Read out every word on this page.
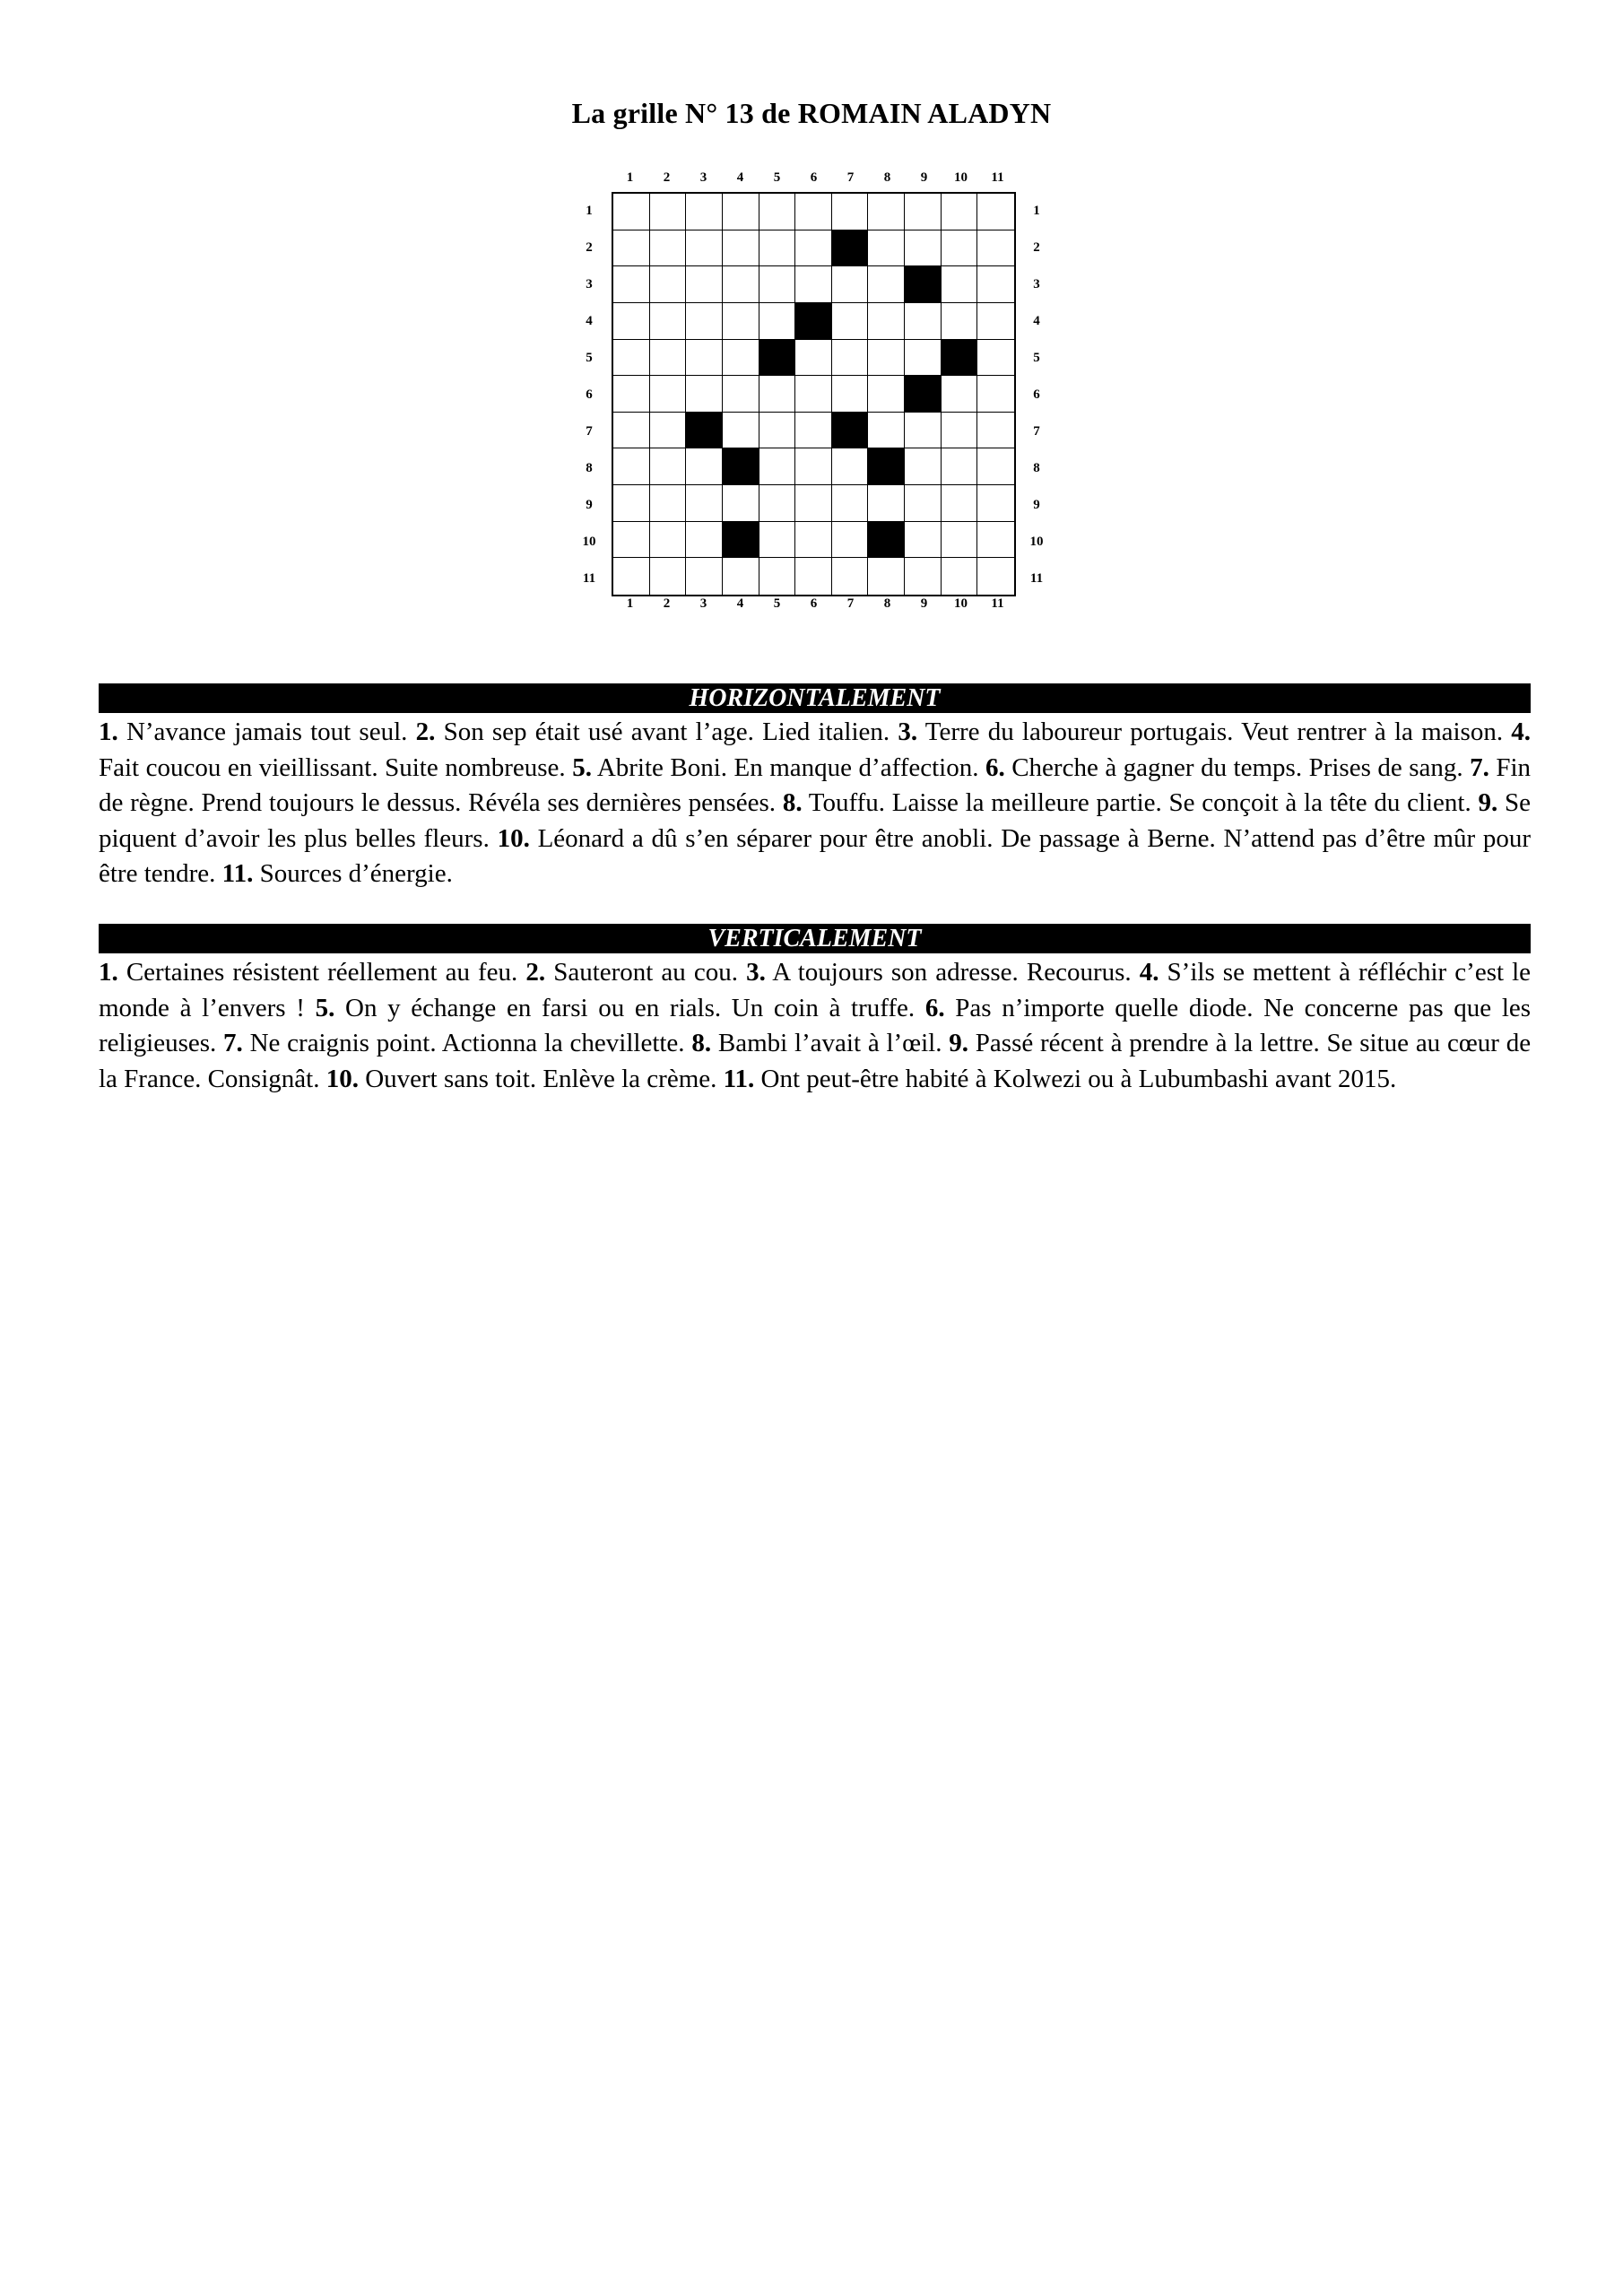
La grille N° 13 de ROMAIN ALADYN
1
1
2
2
3
3
4
4
5
5
6
6
7
7
8
8
9
9
10
10
11
11
1	1
2	2
3	3
4	4
5	5
6	6
7	7
8	8
9	9
10	10
11	11
HORIZONTALEMENT
1. N’avance jamais tout seul. 2. Son sep était usé avant l’age. Lied italien. 3. Terre du laboureur portugais. Veut rentrer à la maison. 4. Fait coucou en vieillissant. Suite nombreuse. 5. Abrite Boni. En manque d’affection. 6. Cherche à gagner du temps. Prises de sang. 7. Fin de règne. Prend toujours le dessus. Révéla ses dernières pensées. 8. Touffu. Laisse la meilleure partie. Se conçoit à la tête du client. 9. Se piquent d’avoir les plus belles fleurs. 10. Léonard a dû s’en séparer pour être anobli. De passage à Berne. N’attend pas d’être mûr pour être tendre. 11. Sources d’énergie.
VERTICALEMENT
1. Certaines résistent réellement au feu. 2. Sauteront au cou. 3. A toujours son adresse. Recourus. 4. S’ils se mettent à réfléchir c’est le monde à l’envers ! 5. On y échange en farsi ou en rials. Un coin à truffe. 6. Pas n’importe quelle diode. Ne concerne pas que les religieuses. 7. Ne craignis point. Actionna la chevillette. 8. Bambi l’avait à l’œil. 9. Passé récent à prendre à la lettre. Se situe au cœur de la France. Consignât. 10. Ouvert sans toit. Enlève la crème. 11. Ont peut-être habité à Kolwezi ou à Lubumbashi avant 2015.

◇ ◇ ◇

[Exercise instructions]
Repeat the material verbatim. Do not carry over any picture.

[Response below]
Read out every word on this page.
La grille N° 13 de ROMAIN ALADYN
1
1
2
2
3
3
4
4
5
5
6
6
7
7
8
8
9
9
10
10
11
11
1	1
2	2
3	3
4	4
5	5
6	6
7	7
8	8
9	9
10	10
11	11
HORIZONTALEMENT
1. N’avance jamais tout seul. 2. Son sep était usé avant l’age. Lied italien. 3. Terre du laboureur portugais. Veut rentrer à la maison. 4. Fait coucou en vieillissant. Suite nombreuse. 5. Abrite Boni. En manque d’affection. 6. Cherche à gagner du temps. Prises de sang. 7. Fin de règne. Prend toujours le dessus. Révéla ses dernières pensées. 8. Touffu. Laisse la meilleure partie. Se conçoit à la tête du client. 9. Se piquent d’avoir les plus belles fleurs. 10. Léonard a dû s’en séparer pour être anobli. De passage à Berne. N’attend pas d’être mûr pour être tendre. 11. Sources d’énergie.
VERTICALEMENT
1. Certaines résistent réellement au feu. 2. Sauteront au cou. 3. A toujours son adresse. Recourus. 4. S’ils se mettent à réfléchir c’est le monde à l’envers ! 5. On y échange en farsi ou en rials. Un coin à truffe. 6. Pas n’importe quelle diode. Ne concerne pas que les religieuses. 7. Ne craignis point. Actionna la chevillette. 8. Bambi l’avait à l’œil. 9. Passé récent à prendre à la lettre. Se situe au cœur de la France. Consignât. 10. Ouvert sans toit. Enlève la crème. 11. Ont peut-être habité à Kolwezi ou à Lubumbashi avant 2015.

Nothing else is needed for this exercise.